--- EXERCISE INSTRUCTIONS ---
Reproduce each line of the listing exactly.

--- LISTED RECORDS ---
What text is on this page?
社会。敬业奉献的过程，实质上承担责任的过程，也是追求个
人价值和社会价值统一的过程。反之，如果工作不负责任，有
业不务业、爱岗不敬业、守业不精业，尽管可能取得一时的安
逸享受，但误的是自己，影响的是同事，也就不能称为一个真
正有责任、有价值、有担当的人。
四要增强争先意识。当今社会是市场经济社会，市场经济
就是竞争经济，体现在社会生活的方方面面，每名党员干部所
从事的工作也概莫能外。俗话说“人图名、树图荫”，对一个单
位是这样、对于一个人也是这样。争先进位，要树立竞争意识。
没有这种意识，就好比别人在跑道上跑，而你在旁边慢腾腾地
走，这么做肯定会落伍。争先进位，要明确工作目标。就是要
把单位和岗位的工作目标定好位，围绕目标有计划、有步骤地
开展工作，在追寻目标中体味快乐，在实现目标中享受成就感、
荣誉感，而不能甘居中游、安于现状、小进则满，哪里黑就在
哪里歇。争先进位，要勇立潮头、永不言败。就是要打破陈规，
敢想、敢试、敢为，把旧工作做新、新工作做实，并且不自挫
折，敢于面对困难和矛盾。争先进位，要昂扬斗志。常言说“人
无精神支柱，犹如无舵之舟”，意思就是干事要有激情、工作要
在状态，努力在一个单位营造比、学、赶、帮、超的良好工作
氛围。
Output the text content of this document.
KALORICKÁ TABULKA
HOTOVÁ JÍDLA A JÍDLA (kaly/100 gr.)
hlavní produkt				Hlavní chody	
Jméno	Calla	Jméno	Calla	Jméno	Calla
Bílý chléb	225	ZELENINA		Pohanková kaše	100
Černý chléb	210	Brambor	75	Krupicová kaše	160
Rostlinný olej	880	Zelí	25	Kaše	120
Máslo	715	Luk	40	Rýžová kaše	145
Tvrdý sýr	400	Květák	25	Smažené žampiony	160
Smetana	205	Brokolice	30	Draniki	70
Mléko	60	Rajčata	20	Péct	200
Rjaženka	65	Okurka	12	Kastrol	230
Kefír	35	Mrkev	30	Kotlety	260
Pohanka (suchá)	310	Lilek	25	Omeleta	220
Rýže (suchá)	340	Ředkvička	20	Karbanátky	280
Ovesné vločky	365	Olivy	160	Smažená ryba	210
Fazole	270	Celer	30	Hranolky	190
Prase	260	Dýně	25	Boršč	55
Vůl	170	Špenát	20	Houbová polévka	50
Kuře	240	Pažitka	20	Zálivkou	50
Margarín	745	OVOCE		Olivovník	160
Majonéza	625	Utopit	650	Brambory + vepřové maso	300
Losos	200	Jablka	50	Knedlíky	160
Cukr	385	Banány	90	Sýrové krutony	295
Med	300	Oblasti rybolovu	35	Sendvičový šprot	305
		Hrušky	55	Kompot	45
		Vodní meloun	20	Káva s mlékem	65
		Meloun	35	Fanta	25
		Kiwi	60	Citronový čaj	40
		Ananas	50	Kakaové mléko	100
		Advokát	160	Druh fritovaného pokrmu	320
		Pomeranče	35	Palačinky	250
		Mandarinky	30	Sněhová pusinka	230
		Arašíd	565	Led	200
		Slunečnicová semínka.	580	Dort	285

--- CORRECT ANSWER ---
What text is on this page?
社会。敬业奉献的过程，实质上承担责任的过程，也是追求个
人价值和社会价值统一的过程。反之，如果工作不负责任，有
业不务业、爱岗不敬业、守业不精业，尽管可能取得一时的安
逸享受，但误的是自己，影响的是同事，也就不能称为一个真
正有责任、有价值、有担当的人。
四要增强争先意识。当今社会是市场经济社会，市场经济
就是竞争经济，体现在社会生活的方方面面，每名党员干部所
从事的工作也概莫能外。俗话说“人图名、树图荫”，对一个单
位是这样、对于一个人也是这样。争先进位，要树立竞争意识。
没有这种意识，就好比别人在跑道上跑，而你在旁边慢腾腾地
走，这么做肯定会落伍。争先进位，要明确工作目标。就是要
把单位和岗位的工作目标定好位，围绕目标有计划、有步骤地
开展工作，在追寻目标中体味快乐，在实现目标中享受成就感、
荣誉感，而不能甘居中游、安于现状、小进则满，哪里黑就在
哪里歇。争先进位，要勇立潮头、永不言败。就是要打破陈规，
敢想、敢试、敢为，把旧工作做新、新工作做实，并且不自挫
折，敢于面对困难和矛盾。争先进位，要昂扬斗志。常言说“人
无精神支柱，犹如无舵之舟”，意思就是干事要有激情、工作要
在状态，努力在一个单位营造比、学、赶、帮、超的良好工作
氛围。
Output the text content of this document.
KALORICKÁ TABULKA
HOTOVÁ JÍDLA A JÍDLA (kaly/100 gr.)
hlavní produkt				Hlavní chody	
Jméno	Calla	Jméno	Calla	Jméno	Calla
Bílý chléb	225	ZELENINA		Pohanková kaše	100
Černý chléb	210	Brambor	75	Krupicová kaše	160
Rostlinný olej	880	Zelí	25	Kaše	120
Máslo	715	Luk	40	Rýžová kaše	145
Tvrdý sýr	400	Květák	25	Smažené žampiony	160
Smetana	205	Brokolice	30	Draniki	70
Mléko	60	Rajčata	20	Péct	200
Rjaženka	65	Okurka	12	Kastrol	230
Kefír	35	Mrkev	30	Kotlety	260
Pohanka (suchá)	310	Lilek	25	Omeleta	220
Rýže (suchá)	340	Ředkvička	20	Karbanátky	280
Ovesné vločky	365	Olivy	160	Smažená ryba	210
Fazole	270	Celer	30	Hranolky	190
Prase	260	Dýně	25	Boršč	55
Vůl	170	Špenát	20	Houbová polévka	50
Kuře	240	Pažitka	20	Zálivkou	50
Margarín	745	OVOCE		Olivovník	160
Majonéza	625	Utopit	650	Brambory + vepřové maso	300
Losos	200	Jablka	50	Knedlíky	160
Cukr	385	Banány	90	Sýrové krutony	295
Med	300	Oblasti rybolovu	35	Sendvičový šprot	305
		Hrušky	55	Kompot	45
		Vodní meloun	20	Káva s mlékem	65
		Meloun	35	Fanta	25
		Kiwi	60	Citronový čaj	40
		Ananas	50	Kakaové mléko	100
		Advokát	160	Druh fritovaného pokrmu	320
		Pomeranče	35	Palačinky	250
		Mandarinky	30	Sněhová pusinka	230
		Arašíd	565	Led	200
		Slunečnicová semínka.	580	Dort	285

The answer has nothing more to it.